* Objective
Rewrite the data from its very first line through the line containing "m4-special-exam: ปฏิบัติ 25มี.ค.69" as a JSON list of strings, one string per line, skipping any blank lines.

* Entries supplied
######

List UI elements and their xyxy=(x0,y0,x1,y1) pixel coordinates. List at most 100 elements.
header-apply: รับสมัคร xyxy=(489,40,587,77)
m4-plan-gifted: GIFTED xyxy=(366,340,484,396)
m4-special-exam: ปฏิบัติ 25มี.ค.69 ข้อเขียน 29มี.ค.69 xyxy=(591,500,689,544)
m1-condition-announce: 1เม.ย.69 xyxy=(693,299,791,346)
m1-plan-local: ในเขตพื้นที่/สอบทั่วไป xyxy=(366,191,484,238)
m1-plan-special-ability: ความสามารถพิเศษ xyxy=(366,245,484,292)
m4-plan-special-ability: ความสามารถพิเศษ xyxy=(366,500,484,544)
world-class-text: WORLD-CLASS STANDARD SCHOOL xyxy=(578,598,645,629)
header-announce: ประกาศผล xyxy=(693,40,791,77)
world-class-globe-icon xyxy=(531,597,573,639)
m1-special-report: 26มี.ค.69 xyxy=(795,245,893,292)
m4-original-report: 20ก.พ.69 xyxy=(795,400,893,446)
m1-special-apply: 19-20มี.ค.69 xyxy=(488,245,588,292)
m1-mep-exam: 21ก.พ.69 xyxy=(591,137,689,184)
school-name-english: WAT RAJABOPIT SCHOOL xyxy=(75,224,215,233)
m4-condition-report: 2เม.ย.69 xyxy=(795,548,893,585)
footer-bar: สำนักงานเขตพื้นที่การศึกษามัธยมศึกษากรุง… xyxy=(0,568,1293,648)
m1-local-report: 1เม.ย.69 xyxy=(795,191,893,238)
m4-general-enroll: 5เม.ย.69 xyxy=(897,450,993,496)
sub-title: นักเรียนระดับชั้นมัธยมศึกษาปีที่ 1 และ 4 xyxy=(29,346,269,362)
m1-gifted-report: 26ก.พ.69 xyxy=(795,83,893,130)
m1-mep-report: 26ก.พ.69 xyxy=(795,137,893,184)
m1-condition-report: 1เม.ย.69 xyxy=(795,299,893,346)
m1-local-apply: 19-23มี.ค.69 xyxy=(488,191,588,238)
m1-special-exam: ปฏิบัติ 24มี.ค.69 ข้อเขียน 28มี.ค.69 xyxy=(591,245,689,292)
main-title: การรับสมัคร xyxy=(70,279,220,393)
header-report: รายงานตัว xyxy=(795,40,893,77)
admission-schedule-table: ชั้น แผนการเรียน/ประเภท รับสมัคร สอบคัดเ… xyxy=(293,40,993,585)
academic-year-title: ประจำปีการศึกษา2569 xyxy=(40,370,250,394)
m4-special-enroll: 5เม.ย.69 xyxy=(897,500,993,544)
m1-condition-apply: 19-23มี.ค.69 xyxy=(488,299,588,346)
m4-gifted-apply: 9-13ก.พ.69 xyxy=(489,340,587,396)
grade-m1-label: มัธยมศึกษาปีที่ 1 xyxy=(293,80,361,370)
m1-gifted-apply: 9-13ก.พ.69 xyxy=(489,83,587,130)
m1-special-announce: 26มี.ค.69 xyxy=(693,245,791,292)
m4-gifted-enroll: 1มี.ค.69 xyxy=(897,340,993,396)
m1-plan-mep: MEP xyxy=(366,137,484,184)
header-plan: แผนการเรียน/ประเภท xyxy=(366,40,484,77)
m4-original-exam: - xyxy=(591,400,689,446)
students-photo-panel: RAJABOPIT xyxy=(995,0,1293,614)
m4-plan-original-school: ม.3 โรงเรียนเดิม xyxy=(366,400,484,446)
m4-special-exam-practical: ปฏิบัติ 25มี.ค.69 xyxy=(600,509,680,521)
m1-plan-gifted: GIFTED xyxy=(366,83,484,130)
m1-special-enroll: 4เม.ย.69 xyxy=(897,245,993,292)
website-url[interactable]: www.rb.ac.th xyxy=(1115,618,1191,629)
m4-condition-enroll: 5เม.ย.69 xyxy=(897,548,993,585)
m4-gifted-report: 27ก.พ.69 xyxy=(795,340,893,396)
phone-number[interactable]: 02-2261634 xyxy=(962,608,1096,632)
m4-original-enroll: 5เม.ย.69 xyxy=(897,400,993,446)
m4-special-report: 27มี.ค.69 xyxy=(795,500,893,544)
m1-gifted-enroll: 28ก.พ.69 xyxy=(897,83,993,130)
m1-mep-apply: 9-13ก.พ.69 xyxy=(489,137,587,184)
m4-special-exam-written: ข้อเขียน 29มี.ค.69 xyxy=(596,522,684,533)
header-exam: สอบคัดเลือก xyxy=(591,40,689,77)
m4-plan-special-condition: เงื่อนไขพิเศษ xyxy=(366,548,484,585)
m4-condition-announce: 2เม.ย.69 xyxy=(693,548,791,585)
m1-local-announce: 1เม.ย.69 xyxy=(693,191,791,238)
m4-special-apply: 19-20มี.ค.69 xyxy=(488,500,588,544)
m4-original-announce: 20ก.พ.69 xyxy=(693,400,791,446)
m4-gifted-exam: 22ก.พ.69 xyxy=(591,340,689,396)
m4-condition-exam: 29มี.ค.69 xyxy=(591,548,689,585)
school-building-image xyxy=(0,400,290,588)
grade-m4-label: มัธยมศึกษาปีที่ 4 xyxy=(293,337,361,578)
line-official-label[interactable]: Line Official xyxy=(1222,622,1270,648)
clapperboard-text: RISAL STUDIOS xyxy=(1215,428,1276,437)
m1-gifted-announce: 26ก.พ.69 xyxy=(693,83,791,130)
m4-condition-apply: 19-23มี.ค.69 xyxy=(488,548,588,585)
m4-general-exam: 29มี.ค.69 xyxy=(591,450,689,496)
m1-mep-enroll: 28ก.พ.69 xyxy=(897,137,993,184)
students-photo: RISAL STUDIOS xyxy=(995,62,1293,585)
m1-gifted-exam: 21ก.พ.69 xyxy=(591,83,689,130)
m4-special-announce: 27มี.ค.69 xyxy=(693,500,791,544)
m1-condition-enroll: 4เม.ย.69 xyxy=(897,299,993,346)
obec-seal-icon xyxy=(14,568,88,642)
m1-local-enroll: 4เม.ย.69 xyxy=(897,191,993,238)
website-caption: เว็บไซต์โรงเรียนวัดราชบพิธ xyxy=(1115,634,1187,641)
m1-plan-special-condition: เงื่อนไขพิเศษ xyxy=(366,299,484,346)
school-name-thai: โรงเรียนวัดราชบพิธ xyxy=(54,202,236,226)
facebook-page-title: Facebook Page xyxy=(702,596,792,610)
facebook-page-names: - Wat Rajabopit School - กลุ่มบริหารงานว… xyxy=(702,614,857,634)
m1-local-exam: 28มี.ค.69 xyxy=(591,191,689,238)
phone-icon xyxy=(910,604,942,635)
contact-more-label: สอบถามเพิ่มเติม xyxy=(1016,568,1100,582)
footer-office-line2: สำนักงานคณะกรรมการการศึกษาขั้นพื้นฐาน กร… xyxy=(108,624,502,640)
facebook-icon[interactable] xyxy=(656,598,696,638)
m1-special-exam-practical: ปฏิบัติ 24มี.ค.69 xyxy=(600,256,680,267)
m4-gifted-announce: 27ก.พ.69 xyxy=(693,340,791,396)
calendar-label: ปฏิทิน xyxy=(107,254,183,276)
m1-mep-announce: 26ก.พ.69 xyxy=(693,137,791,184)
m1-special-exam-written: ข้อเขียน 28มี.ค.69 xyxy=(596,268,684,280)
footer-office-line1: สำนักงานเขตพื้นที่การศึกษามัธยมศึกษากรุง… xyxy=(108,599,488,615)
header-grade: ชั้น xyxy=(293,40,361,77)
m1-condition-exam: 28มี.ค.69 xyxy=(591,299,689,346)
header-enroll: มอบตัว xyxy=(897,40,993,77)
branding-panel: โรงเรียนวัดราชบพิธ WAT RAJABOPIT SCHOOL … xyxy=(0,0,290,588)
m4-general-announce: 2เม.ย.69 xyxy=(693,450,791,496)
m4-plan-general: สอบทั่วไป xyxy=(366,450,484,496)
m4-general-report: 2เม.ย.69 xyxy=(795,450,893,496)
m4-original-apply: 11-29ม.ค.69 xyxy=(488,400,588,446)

######

* Completed exercise
[
  "List UI elements and their xyxy=(x0,y0,x1,y1) pixel coordinates. List at most 100 elements.",
  "header-apply: รับสมัคร xyxy=(489,40,587,77)",
  "m4-plan-gifted: GIFTED xyxy=(366,340,484,396)",
  "m4-special-exam: ปฏิบัติ 25มี.ค.69 ข้อเขียน 29มี.ค.69 xyxy=(591,500,689,544)"
]